### INSTRUCTIONS TO FOLLOW
Pick out the lines below with "Flooded" and list them.

====== DATA SHOWN

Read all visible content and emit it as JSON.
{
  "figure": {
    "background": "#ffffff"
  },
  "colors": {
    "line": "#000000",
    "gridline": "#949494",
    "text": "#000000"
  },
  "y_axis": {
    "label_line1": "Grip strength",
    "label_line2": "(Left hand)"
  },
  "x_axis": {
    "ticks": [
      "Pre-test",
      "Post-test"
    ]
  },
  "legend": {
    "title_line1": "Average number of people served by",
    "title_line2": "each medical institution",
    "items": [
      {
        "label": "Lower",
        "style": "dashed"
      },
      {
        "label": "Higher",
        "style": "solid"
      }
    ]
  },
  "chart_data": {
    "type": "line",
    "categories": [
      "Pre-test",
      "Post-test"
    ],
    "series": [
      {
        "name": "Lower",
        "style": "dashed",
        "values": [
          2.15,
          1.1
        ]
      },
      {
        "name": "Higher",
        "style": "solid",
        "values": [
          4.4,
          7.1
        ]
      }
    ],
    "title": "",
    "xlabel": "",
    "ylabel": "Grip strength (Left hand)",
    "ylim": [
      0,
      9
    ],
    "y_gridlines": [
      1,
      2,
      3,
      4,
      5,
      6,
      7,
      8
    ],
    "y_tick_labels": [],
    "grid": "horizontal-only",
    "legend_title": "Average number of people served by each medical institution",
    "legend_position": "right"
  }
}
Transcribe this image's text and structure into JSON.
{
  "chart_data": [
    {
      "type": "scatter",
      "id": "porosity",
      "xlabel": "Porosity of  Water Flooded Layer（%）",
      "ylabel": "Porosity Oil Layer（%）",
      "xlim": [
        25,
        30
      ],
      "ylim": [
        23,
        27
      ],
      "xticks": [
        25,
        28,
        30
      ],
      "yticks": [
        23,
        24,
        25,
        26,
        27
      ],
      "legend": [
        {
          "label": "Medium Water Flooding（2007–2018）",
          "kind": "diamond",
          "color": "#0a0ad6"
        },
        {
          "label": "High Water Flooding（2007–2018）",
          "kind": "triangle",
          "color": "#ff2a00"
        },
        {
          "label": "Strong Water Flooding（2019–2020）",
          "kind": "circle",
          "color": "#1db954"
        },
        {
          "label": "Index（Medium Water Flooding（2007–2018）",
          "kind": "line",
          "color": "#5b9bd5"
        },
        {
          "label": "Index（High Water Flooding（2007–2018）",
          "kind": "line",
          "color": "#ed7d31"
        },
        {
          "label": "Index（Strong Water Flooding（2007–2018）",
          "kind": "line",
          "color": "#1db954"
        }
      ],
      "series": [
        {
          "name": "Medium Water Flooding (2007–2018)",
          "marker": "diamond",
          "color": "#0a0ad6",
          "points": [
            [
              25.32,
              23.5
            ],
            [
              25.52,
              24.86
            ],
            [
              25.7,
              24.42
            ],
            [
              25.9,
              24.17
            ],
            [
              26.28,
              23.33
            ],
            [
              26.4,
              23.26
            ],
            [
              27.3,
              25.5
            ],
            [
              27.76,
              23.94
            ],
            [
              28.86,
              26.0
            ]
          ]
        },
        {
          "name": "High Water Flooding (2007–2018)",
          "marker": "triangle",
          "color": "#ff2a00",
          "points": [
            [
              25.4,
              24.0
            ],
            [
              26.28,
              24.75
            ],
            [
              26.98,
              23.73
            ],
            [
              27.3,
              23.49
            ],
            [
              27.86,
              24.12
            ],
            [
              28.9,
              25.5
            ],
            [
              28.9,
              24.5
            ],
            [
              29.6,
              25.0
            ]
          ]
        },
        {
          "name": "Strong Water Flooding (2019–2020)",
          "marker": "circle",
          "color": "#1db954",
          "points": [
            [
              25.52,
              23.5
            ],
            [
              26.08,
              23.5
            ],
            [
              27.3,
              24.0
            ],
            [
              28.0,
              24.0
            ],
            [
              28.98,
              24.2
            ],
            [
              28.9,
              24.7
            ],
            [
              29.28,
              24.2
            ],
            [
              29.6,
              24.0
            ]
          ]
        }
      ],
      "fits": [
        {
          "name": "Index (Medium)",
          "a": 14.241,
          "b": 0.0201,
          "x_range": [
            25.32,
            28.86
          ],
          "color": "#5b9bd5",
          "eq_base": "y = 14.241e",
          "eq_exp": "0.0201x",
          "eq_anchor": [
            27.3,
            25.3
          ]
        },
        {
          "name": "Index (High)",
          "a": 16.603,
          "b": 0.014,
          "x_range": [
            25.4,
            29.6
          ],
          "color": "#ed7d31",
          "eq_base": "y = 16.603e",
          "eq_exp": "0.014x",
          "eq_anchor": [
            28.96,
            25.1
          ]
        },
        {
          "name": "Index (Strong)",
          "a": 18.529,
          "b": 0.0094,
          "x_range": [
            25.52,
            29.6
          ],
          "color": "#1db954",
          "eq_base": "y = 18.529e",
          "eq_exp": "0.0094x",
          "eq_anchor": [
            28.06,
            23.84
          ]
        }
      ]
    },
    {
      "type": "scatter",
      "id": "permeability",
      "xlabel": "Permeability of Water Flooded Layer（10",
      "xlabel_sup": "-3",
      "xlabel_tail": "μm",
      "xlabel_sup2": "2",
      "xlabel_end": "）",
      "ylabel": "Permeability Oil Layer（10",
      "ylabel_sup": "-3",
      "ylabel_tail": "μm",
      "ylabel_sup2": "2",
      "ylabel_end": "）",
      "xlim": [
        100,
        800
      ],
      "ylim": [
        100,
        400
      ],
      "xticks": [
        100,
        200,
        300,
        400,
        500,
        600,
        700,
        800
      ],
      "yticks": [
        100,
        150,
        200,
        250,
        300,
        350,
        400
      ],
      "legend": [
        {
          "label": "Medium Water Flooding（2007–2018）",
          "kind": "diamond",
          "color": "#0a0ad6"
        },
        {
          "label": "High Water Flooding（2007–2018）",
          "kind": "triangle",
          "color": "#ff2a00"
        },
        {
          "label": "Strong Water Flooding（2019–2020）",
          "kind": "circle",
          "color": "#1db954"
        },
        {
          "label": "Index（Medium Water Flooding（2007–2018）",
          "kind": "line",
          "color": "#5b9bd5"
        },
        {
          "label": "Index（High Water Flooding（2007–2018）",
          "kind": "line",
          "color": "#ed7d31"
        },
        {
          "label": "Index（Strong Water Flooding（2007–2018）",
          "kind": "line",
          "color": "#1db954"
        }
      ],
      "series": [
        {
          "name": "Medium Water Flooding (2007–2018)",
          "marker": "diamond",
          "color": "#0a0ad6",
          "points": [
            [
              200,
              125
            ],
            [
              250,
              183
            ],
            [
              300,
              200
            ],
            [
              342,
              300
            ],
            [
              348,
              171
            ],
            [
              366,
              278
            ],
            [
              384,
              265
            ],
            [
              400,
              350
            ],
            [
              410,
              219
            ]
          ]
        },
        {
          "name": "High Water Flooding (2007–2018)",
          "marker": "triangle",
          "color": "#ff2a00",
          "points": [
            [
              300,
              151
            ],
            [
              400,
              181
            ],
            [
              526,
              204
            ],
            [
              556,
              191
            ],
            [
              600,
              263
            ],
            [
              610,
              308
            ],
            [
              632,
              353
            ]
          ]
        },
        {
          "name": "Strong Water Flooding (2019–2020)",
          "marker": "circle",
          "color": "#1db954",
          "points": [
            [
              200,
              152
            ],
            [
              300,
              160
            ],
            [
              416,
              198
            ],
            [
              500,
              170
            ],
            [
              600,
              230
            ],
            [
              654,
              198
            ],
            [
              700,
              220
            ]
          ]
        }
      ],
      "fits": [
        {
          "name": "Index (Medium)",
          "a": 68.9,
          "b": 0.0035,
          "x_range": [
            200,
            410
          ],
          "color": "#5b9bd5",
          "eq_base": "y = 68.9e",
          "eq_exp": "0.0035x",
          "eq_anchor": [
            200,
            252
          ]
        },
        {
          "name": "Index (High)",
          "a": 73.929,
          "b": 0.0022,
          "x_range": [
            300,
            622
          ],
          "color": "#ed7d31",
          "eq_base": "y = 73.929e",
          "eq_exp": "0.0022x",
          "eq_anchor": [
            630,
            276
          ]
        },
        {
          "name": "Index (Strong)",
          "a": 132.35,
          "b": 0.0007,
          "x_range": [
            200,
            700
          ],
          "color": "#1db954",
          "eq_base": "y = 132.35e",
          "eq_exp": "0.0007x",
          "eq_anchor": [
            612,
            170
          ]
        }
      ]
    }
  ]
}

============

### RESULT
      "xlabel": "Porosity of  Water Flooded Layer（%）",
      "xlabel": "Permeability of Water Flooded Layer（10",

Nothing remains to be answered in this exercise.